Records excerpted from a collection
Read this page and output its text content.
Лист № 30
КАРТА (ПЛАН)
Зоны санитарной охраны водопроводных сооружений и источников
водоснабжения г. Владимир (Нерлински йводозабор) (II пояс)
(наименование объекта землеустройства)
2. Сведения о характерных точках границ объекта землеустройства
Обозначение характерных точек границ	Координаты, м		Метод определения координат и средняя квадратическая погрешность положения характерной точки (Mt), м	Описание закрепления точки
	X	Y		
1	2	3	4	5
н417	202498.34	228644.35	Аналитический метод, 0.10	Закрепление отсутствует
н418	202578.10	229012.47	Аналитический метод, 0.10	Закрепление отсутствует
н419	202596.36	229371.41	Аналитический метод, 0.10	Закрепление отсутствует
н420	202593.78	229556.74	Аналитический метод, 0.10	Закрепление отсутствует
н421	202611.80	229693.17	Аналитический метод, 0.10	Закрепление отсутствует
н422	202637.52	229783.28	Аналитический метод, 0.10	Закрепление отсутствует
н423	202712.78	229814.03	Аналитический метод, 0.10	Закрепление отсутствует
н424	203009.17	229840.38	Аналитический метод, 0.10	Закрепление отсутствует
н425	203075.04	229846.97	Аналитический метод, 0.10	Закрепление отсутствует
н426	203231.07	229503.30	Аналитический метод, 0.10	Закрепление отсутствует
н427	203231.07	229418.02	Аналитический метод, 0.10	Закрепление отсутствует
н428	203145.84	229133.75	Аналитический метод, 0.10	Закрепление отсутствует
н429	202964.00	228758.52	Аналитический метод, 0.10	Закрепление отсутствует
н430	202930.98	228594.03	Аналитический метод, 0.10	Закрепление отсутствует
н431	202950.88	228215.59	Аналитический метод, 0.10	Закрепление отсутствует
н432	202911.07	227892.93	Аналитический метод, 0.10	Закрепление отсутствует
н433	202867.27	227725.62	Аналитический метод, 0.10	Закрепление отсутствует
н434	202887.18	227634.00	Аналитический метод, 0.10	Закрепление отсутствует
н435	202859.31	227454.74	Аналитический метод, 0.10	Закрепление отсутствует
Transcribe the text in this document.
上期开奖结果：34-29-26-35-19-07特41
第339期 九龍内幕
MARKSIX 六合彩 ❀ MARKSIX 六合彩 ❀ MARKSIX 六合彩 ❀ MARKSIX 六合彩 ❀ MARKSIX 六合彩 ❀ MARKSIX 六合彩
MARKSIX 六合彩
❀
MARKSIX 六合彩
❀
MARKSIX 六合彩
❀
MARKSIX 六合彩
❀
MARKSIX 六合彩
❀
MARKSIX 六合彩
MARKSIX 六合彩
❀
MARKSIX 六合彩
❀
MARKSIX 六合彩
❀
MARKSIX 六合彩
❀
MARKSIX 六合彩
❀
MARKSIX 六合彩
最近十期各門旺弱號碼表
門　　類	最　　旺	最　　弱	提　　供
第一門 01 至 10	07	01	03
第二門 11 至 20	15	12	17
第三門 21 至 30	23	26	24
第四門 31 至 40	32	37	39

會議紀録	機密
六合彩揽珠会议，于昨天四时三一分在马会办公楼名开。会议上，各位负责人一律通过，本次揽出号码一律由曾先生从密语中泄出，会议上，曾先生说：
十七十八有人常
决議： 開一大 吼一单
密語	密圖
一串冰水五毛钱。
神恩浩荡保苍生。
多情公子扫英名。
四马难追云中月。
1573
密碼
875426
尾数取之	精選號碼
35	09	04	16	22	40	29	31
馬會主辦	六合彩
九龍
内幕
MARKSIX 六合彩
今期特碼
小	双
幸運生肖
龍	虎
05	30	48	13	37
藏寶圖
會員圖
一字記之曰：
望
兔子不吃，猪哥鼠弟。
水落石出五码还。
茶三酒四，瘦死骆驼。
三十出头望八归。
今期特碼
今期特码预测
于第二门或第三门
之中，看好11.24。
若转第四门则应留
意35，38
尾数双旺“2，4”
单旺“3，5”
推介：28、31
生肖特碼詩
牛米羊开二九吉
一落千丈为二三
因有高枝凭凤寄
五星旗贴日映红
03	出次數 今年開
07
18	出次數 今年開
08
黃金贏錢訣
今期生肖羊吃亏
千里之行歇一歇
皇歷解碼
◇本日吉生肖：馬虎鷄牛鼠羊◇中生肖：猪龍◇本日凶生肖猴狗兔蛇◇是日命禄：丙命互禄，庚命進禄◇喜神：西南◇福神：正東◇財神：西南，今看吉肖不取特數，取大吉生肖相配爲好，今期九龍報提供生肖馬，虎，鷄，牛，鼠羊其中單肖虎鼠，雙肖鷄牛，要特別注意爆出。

**Job:** Locate the word "объекта" in the records above, and return each line that has it.

**Response to this task:**
(наименование объекта землеустройства)
2. Сведения о характерных точках границ объекта землеустройства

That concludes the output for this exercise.